Reproduce all of the records exactly.
BEGIN Dataset
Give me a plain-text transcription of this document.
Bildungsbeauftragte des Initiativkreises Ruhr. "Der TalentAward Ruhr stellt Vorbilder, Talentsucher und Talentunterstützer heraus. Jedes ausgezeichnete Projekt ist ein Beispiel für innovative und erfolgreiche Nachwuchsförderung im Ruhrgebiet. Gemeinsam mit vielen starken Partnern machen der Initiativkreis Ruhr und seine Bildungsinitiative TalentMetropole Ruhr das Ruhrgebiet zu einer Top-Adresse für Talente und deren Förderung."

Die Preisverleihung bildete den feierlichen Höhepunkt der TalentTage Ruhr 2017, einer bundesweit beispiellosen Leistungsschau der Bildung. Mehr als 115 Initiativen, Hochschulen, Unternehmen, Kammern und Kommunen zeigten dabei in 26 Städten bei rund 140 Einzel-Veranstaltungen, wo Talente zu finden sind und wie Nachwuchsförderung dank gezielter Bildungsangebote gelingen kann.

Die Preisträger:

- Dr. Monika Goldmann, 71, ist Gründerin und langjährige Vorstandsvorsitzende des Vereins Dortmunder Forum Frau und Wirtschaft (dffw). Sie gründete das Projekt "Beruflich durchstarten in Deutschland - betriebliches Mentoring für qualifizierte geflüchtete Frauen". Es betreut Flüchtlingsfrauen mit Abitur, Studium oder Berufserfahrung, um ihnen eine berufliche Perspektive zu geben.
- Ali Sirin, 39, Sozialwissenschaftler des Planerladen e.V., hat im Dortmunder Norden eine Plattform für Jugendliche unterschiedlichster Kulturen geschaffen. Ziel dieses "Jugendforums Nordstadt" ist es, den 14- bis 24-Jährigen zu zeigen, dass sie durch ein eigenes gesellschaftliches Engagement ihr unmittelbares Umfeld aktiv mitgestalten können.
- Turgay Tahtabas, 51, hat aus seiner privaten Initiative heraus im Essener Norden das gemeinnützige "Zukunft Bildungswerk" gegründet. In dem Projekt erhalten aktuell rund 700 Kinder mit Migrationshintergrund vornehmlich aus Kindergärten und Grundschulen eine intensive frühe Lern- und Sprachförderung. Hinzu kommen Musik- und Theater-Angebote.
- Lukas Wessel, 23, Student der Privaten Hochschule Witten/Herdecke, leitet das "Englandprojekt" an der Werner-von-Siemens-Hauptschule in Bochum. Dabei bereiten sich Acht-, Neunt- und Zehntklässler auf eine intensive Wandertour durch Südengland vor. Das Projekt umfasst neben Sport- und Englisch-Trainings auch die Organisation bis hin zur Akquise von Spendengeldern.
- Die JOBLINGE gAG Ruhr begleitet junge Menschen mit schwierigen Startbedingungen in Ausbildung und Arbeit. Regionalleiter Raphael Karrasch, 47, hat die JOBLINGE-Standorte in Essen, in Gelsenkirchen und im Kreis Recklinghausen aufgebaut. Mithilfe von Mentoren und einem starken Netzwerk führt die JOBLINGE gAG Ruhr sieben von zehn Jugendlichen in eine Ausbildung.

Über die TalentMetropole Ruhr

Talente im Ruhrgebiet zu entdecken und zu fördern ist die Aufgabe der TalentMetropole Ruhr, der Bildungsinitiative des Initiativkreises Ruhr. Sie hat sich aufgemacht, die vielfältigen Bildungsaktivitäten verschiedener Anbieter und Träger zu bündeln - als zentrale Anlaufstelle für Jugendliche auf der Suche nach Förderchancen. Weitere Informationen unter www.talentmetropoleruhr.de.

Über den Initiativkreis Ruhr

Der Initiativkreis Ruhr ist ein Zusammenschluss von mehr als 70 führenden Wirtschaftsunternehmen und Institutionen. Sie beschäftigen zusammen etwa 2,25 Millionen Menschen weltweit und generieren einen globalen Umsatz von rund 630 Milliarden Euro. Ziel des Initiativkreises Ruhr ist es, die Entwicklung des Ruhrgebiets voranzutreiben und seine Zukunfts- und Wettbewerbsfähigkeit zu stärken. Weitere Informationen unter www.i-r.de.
END Dataset
■ **Answer box**
Give me a plain-text transcription of this document.
Bildungsbeauftragte des Initiativkreises Ruhr. "Der TalentAward Ruhr stellt Vorbilder, Talentsucher und Talentunterstützer heraus. Jedes ausgezeichnete Projekt ist ein Beispiel für innovative und erfolgreiche Nachwuchsförderung im Ruhrgebiet. Gemeinsam mit vielen starken Partnern machen der Initiativkreis Ruhr und seine Bildungsinitiative TalentMetropole Ruhr das Ruhrgebiet zu einer Top-Adresse für Talente und deren Förderung."

Die Preisverleihung bildete den feierlichen Höhepunkt der TalentTage Ruhr 2017, einer bundesweit beispiellosen Leistungsschau der Bildung. Mehr als 115 Initiativen, Hochschulen, Unternehmen, Kammern und Kommunen zeigten dabei in 26 Städten bei rund 140 Einzel-Veranstaltungen, wo Talente zu finden sind und wie Nachwuchsförderung dank gezielter Bildungsangebote gelingen kann.

Die Preisträger:

- Dr. Monika Goldmann, 71, ist Gründerin und langjährige Vorstandsvorsitzende des Vereins Dortmunder Forum Frau und Wirtschaft (dffw). Sie gründete das Projekt "Beruflich durchstarten in Deutschland - betriebliches Mentoring für qualifizierte geflüchtete Frauen". Es betreut Flüchtlingsfrauen mit Abitur, Studium oder Berufserfahrung, um ihnen eine berufliche Perspektive zu geben.
- Ali Sirin, 39, Sozialwissenschaftler des Planerladen e.V., hat im Dortmunder Norden eine Plattform für Jugendliche unterschiedlichster Kulturen geschaffen. Ziel dieses "Jugendforums Nordstadt" ist es, den 14- bis 24-Jährigen zu zeigen, dass sie durch ein eigenes gesellschaftliches Engagement ihr unmittelbares Umfeld aktiv mitgestalten können.
- Turgay Tahtabas, 51, hat aus seiner privaten Initiative heraus im Essener Norden das gemeinnützige "Zukunft Bildungswerk" gegründet. In dem Projekt erhalten aktuell rund 700 Kinder mit Migrationshintergrund vornehmlich aus Kindergärten und Grundschulen eine intensive frühe Lern- und Sprachförderung. Hinzu kommen Musik- und Theater-Angebote.
- Lukas Wessel, 23, Student der Privaten Hochschule Witten/Herdecke, leitet das "Englandprojekt" an der Werner-von-Siemens-Hauptschule in Bochum. Dabei bereiten sich Acht-, Neunt- und Zehntklässler auf eine intensive Wandertour durch Südengland vor. Das Projekt umfasst neben Sport- und Englisch-Trainings auch die Organisation bis hin zur Akquise von Spendengeldern.
- Die JOBLINGE gAG Ruhr begleitet junge Menschen mit schwierigen Startbedingungen in Ausbildung und Arbeit. Regionalleiter Raphael Karrasch, 47, hat die JOBLINGE-Standorte in Essen, in Gelsenkirchen und im Kreis Recklinghausen aufgebaut. Mithilfe von Mentoren und einem starken Netzwerk führt die JOBLINGE gAG Ruhr sieben von zehn Jugendlichen in eine Ausbildung.

Über die TalentMetropole Ruhr

Talente im Ruhrgebiet zu entdecken und zu fördern ist die Aufgabe der TalentMetropole Ruhr, der Bildungsinitiative des Initiativkreises Ruhr. Sie hat sich aufgemacht, die vielfältigen Bildungsaktivitäten verschiedener Anbieter und Träger zu bündeln - als zentrale Anlaufstelle für Jugendliche auf der Suche nach Förderchancen. Weitere Informationen unter www.talentmetropoleruhr.de.

Über den Initiativkreis Ruhr

Der Initiativkreis Ruhr ist ein Zusammenschluss von mehr als 70 führenden Wirtschaftsunternehmen und Institutionen. Sie beschäftigen zusammen etwa 2,25 Millionen Menschen weltweit und generieren einen globalen Umsatz von rund 630 Milliarden Euro. Ziel des Initiativkreises Ruhr ist es, die Entwicklung des Ruhrgebiets voranzutreiben und seine Zukunfts- und Wettbewerbsfähigkeit zu stärken. Weitere Informationen unter www.i-r.de.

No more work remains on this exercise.